◆ Objetivo do exercício
Reproduza sem alterações a parte do texto sobre os preços de energia no mercado livre que começa em "Dez dias após" e termina em "manterá no poder.".

◆ Trecho da página
----------------
Dez dias após o desligamento das térmicas fora da ordem de mérito no país os preços de energia no mercado livre, cuja expectativa era de alta com o maior uso de reservatórios, não tem se confirmado. Ao invés de elevação o mercado tem registrado uma retração nos valores para o segundo semestre deste ano. O principal motivo é a hidrologia melhor do que a prevista e a consequente situação dos reservatórios, que ficaram estáveis ou até mesmo apresentaram melhoria no seu nível de armazenamento. Outros componentes dessa equação são as incertezas quanto aos rumos que o setor tomará em decorrência de uma possível revisão da formação do PLD, qual será o tempo de retomada da economia e se o atual governo se manterá no poder.
De acordo com a plataforma da BBCE, há negócios para energia convencional no submercado Sudeste para o segundo semestre fechados na casa de R$ 80/MWh. Segundo agentes de mercado, esse mesmo produto no início do ano apresentava valores na casa R$ 90 a R$ 93/MWh. Com essa queda, a distância entre os produtos convencional e incentivada aumentou uma vez que este segundo está em plena ascensão em decorrência da verdadeira fuga em massa do mercado regulado para o livre por parte de clientes livres especiais. “Na verdade este é o retorno da normalidade do setor com as chuvas influenciando os preços mais que o CMSE”, resumiu o diretor de Risco e Inteligência da Ecom Energia, Carlos Caminada.
----------------
◆ Listagem de dados

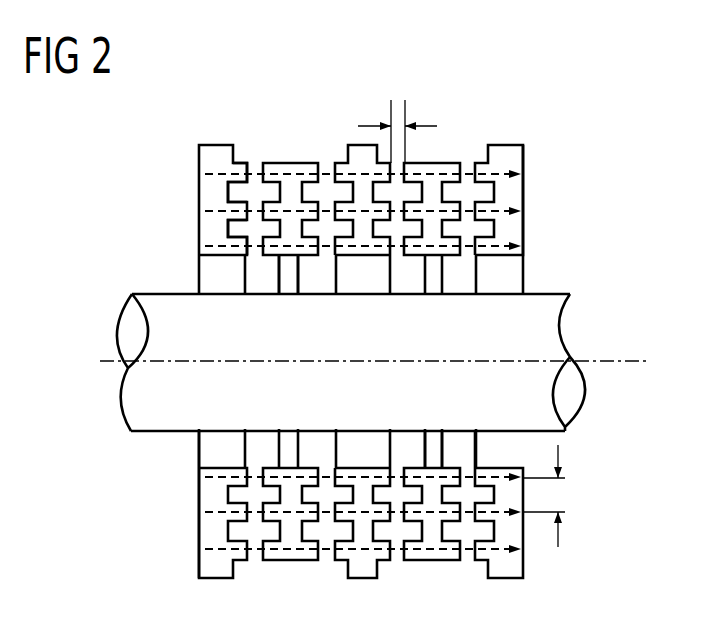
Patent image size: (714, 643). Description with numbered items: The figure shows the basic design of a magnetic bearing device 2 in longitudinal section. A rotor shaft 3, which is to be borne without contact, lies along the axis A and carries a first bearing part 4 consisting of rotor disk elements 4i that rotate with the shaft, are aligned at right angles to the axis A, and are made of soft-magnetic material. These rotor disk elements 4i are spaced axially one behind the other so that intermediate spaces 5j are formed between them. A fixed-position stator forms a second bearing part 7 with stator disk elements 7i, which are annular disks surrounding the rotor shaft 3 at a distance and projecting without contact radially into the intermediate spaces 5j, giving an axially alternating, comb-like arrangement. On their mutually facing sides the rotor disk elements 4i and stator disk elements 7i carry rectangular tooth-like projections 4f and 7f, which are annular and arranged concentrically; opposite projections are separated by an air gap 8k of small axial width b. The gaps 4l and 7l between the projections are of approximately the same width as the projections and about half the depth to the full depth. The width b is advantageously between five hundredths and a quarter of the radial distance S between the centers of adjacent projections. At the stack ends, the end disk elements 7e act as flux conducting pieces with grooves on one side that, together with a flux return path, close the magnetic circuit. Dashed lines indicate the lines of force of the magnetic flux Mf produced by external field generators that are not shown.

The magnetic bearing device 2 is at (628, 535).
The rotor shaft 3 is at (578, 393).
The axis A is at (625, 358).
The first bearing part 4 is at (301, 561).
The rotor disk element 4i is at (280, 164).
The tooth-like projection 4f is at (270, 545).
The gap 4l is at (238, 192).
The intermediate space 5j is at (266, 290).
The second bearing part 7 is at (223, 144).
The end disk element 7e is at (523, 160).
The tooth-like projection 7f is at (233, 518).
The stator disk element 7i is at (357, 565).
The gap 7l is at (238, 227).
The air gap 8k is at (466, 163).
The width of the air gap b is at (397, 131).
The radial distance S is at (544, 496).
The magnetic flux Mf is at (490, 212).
----------------
◆ Resposta correta
Dez dias após o desligamento das térmicas fora da ordem de mérito no país os preços de energia no mercado livre, cuja expectativa era de alta com o maior uso de reservatórios, não tem se confirmado. Ao invés de elevação o mercado tem registrado uma retração nos valores para o segundo semestre deste ano. O principal motivo é a hidrologia melhor do que a prevista e a consequente situação dos reservatórios, que ficaram estáveis ou até mesmo apresentaram melhoria no seu nível de armazenamento. Outros componentes dessa equação são as incertezas quanto aos rumos que o setor tomará em decorrência de uma possível revisão da formação do PLD, qual será o tempo de retomada da economia e se o atual governo se manterá no poder.